* GIVEN TASK: Reproduce every entry exactly, without alteration.

* EXTRACTED ENTRIES:
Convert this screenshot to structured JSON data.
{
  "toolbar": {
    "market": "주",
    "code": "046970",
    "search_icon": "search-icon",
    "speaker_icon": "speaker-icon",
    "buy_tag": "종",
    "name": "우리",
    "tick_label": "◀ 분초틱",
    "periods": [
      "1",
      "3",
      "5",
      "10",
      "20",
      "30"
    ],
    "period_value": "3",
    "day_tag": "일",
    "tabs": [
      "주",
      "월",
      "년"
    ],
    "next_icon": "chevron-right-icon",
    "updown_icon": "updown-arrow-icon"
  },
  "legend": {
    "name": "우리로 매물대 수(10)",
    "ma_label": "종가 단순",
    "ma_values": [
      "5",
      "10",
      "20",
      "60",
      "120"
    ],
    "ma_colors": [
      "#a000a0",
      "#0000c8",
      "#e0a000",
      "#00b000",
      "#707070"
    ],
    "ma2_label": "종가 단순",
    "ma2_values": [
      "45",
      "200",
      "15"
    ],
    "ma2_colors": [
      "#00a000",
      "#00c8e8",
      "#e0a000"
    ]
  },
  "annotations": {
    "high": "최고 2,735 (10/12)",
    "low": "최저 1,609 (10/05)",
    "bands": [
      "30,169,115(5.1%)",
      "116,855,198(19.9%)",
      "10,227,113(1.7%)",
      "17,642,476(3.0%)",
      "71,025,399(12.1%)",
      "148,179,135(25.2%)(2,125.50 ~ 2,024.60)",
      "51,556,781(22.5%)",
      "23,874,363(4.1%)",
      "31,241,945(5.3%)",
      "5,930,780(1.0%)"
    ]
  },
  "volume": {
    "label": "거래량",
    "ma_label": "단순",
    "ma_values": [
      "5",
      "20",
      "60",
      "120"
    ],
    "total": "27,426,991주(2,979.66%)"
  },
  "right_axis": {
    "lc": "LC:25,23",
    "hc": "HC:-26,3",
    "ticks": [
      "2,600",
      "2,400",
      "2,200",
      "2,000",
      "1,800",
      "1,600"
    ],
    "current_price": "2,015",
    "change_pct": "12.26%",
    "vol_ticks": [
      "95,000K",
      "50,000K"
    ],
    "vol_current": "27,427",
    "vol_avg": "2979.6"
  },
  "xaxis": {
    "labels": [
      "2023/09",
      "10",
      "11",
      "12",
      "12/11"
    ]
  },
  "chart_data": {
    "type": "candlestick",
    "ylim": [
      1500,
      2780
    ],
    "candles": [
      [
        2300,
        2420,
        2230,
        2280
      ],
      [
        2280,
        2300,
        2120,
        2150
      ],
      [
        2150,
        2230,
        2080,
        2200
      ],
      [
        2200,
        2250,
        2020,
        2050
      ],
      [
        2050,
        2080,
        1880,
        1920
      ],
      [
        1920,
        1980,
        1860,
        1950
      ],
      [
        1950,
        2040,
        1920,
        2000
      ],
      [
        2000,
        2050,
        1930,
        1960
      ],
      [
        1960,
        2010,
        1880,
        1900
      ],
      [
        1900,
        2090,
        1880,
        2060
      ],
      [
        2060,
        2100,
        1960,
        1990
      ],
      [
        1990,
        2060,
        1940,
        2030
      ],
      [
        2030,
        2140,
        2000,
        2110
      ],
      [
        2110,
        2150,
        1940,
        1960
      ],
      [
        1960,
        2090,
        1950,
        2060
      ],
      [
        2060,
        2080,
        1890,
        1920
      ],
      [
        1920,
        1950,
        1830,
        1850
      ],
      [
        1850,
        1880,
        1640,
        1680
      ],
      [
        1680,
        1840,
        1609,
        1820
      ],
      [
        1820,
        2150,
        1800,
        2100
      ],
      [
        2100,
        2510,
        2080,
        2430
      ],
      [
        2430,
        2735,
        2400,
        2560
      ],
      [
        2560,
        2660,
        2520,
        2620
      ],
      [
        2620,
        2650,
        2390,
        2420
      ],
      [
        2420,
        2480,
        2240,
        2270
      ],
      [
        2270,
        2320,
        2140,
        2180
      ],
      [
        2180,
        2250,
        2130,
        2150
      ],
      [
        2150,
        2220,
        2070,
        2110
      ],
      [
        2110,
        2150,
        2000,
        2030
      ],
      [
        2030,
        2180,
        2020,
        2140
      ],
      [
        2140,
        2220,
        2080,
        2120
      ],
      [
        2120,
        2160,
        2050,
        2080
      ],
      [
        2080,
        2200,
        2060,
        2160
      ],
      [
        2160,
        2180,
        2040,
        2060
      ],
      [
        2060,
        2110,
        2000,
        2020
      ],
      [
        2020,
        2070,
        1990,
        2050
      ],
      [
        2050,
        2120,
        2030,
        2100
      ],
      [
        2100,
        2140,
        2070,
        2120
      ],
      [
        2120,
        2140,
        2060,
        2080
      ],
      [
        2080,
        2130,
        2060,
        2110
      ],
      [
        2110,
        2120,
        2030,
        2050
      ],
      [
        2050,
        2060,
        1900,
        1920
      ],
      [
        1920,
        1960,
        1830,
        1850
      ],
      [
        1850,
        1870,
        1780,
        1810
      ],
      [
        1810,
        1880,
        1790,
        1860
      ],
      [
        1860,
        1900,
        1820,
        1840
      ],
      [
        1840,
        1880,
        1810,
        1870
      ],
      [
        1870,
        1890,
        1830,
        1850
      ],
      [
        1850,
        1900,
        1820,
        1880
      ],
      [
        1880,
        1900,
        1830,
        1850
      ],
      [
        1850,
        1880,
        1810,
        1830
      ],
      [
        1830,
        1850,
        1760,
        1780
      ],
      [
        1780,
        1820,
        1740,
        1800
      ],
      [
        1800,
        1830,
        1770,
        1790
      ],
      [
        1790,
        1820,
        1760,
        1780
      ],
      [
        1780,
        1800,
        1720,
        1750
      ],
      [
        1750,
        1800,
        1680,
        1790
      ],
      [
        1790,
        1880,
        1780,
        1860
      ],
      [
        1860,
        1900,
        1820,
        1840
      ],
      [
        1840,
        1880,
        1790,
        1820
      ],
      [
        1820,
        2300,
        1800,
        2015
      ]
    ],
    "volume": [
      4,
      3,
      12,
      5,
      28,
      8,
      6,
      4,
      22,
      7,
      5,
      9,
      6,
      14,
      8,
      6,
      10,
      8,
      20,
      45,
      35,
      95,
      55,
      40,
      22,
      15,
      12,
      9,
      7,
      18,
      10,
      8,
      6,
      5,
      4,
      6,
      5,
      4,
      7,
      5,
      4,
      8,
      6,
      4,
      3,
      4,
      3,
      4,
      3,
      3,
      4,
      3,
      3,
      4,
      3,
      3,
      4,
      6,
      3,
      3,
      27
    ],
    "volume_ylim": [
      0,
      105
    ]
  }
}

* FINAL ANSWER:
Convert this screenshot to structured JSON data.
{
  "toolbar": {
    "market": "주",
    "code": "046970",
    "search_icon": "search-icon",
    "speaker_icon": "speaker-icon",
    "buy_tag": "종",
    "name": "우리",
    "tick_label": "◀ 분초틱",
    "periods": [
      "1",
      "3",
      "5",
      "10",
      "20",
      "30"
    ],
    "period_value": "3",
    "day_tag": "일",
    "tabs": [
      "주",
      "월",
      "년"
    ],
    "next_icon": "chevron-right-icon",
    "updown_icon": "updown-arrow-icon"
  },
  "legend": {
    "name": "우리로 매물대 수(10)",
    "ma_label": "종가 단순",
    "ma_values": [
      "5",
      "10",
      "20",
      "60",
      "120"
    ],
    "ma_colors": [
      "#a000a0",
      "#0000c8",
      "#e0a000",
      "#00b000",
      "#707070"
    ],
    "ma2_label": "종가 단순",
    "ma2_values": [
      "45",
      "200",
      "15"
    ],
    "ma2_colors": [
      "#00a000",
      "#00c8e8",
      "#e0a000"
    ]
  },
  "annotations": {
    "high": "최고 2,735 (10/12)",
    "low": "최저 1,609 (10/05)",
    "bands": [
      "30,169,115(5.1%)",
      "116,855,198(19.9%)",
      "10,227,113(1.7%)",
      "17,642,476(3.0%)",
      "71,025,399(12.1%)",
      "148,179,135(25.2%)(2,125.50 ~ 2,024.60)",
      "51,556,781(22.5%)",
      "23,874,363(4.1%)",
      "31,241,945(5.3%)",
      "5,930,780(1.0%)"
    ]
  },
  "volume": {
    "label": "거래량",
    "ma_label": "단순",
    "ma_values": [
      "5",
      "20",
      "60",
      "120"
    ],
    "total": "27,426,991주(2,979.66%)"
  },
  "right_axis": {
    "lc": "LC:25,23",
    "hc": "HC:-26,3",
    "ticks": [
      "2,600",
      "2,400",
      "2,200",
      "2,000",
      "1,800",
      "1,600"
    ],
    "current_price": "2,015",
    "change_pct": "12.26%",
    "vol_ticks": [
      "95,000K",
      "50,000K"
    ],
    "vol_current": "27,427",
    "vol_avg": "2979.6"
  },
  "xaxis": {
    "labels": [
      "2023/09",
      "10",
      "11",
      "12",
      "12/11"
    ]
  },
  "chart_data": {
    "type": "candlestick",
    "ylim": [
      1500,
      2780
    ],
    "candles": [
      [
        2300,
        2420,
        2230,
        2280
      ],
      [
        2280,
        2300,
        2120,
        2150
      ],
      [
        2150,
        2230,
        2080,
        2200
      ],
      [
        2200,
        2250,
        2020,
        2050
      ],
      [
        2050,
        2080,
        1880,
        1920
      ],
      [
        1920,
        1980,
        1860,
        1950
      ],
      [
        1950,
        2040,
        1920,
        2000
      ],
      [
        2000,
        2050,
        1930,
        1960
      ],
      [
        1960,
        2010,
        1880,
        1900
      ],
      [
        1900,
        2090,
        1880,
        2060
      ],
      [
        2060,
        2100,
        1960,
        1990
      ],
      [
        1990,
        2060,
        1940,
        2030
      ],
      [
        2030,
        2140,
        2000,
        2110
      ],
      [
        2110,
        2150,
        1940,
        1960
      ],
      [
        1960,
        2090,
        1950,
        2060
      ],
      [
        2060,
        2080,
        1890,
        1920
      ],
      [
        1920,
        1950,
        1830,
        1850
      ],
      [
        1850,
        1880,
        1640,
        1680
      ],
      [
        1680,
        1840,
        1609,
        1820
      ],
      [
        1820,
        2150,
        1800,
        2100
      ],
      [
        2100,
        2510,
        2080,
        2430
      ],
      [
        2430,
        2735,
        2400,
        2560
      ],
      [
        2560,
        2660,
        2520,
        2620
      ],
      [
        2620,
        2650,
        2390,
        2420
      ],
      [
        2420,
        2480,
        2240,
        2270
      ],
      [
        2270,
        2320,
        2140,
        2180
      ],
      [
        2180,
        2250,
        2130,
        2150
      ],
      [
        2150,
        2220,
        2070,
        2110
      ],
      [
        2110,
        2150,
        2000,
        2030
      ],
      [
        2030,
        2180,
        2020,
        2140
      ],
      [
        2140,
        2220,
        2080,
        2120
      ],
      [
        2120,
        2160,
        2050,
        2080
      ],
      [
        2080,
        2200,
        2060,
        2160
      ],
      [
        2160,
        2180,
        2040,
        2060
      ],
      [
        2060,
        2110,
        2000,
        2020
      ],
      [
        2020,
        2070,
        1990,
        2050
      ],
      [
        2050,
        2120,
        2030,
        2100
      ],
      [
        2100,
        2140,
        2070,
        2120
      ],
      [
        2120,
        2140,
        2060,
        2080
      ],
      [
        2080,
        2130,
        2060,
        2110
      ],
      [
        2110,
        2120,
        2030,
        2050
      ],
      [
        2050,
        2060,
        1900,
        1920
      ],
      [
        1920,
        1960,
        1830,
        1850
      ],
      [
        1850,
        1870,
        1780,
        1810
      ],
      [
        1810,
        1880,
        1790,
        1860
      ],
      [
        1860,
        1900,
        1820,
        1840
      ],
      [
        1840,
        1880,
        1810,
        1870
      ],
      [
        1870,
        1890,
        1830,
        1850
      ],
      [
        1850,
        1900,
        1820,
        1880
      ],
      [
        1880,
        1900,
        1830,
        1850
      ],
      [
        1850,
        1880,
        1810,
        1830
      ],
      [
        1830,
        1850,
        1760,
        1780
      ],
      [
        1780,
        1820,
        1740,
        1800
      ],
      [
        1800,
        1830,
        1770,
        1790
      ],
      [
        1790,
        1820,
        1760,
        1780
      ],
      [
        1780,
        1800,
        1720,
        1750
      ],
      [
        1750,
        1800,
        1680,
        1790
      ],
      [
        1790,
        1880,
        1780,
        1860
      ],
      [
        1860,
        1900,
        1820,
        1840
      ],
      [
        1840,
        1880,
        1790,
        1820
      ],
      [
        1820,
        2300,
        1800,
        2015
      ]
    ],
    "volume": [
      4,
      3,
      12,
      5,
      28,
      8,
      6,
      4,
      22,
      7,
      5,
      9,
      6,
      14,
      8,
      6,
      10,
      8,
      20,
      45,
      35,
      95,
      55,
      40,
      22,
      15,
      12,
      9,
      7,
      18,
      10,
      8,
      6,
      5,
      4,
      6,
      5,
      4,
      7,
      5,
      4,
      8,
      6,
      4,
      3,
      4,
      3,
      4,
      3,
      3,
      4,
      3,
      3,
      4,
      3,
      3,
      4,
      6,
      3,
      3,
      27
    ],
    "volume_ylim": [
      0,
      105
    ]
  }
}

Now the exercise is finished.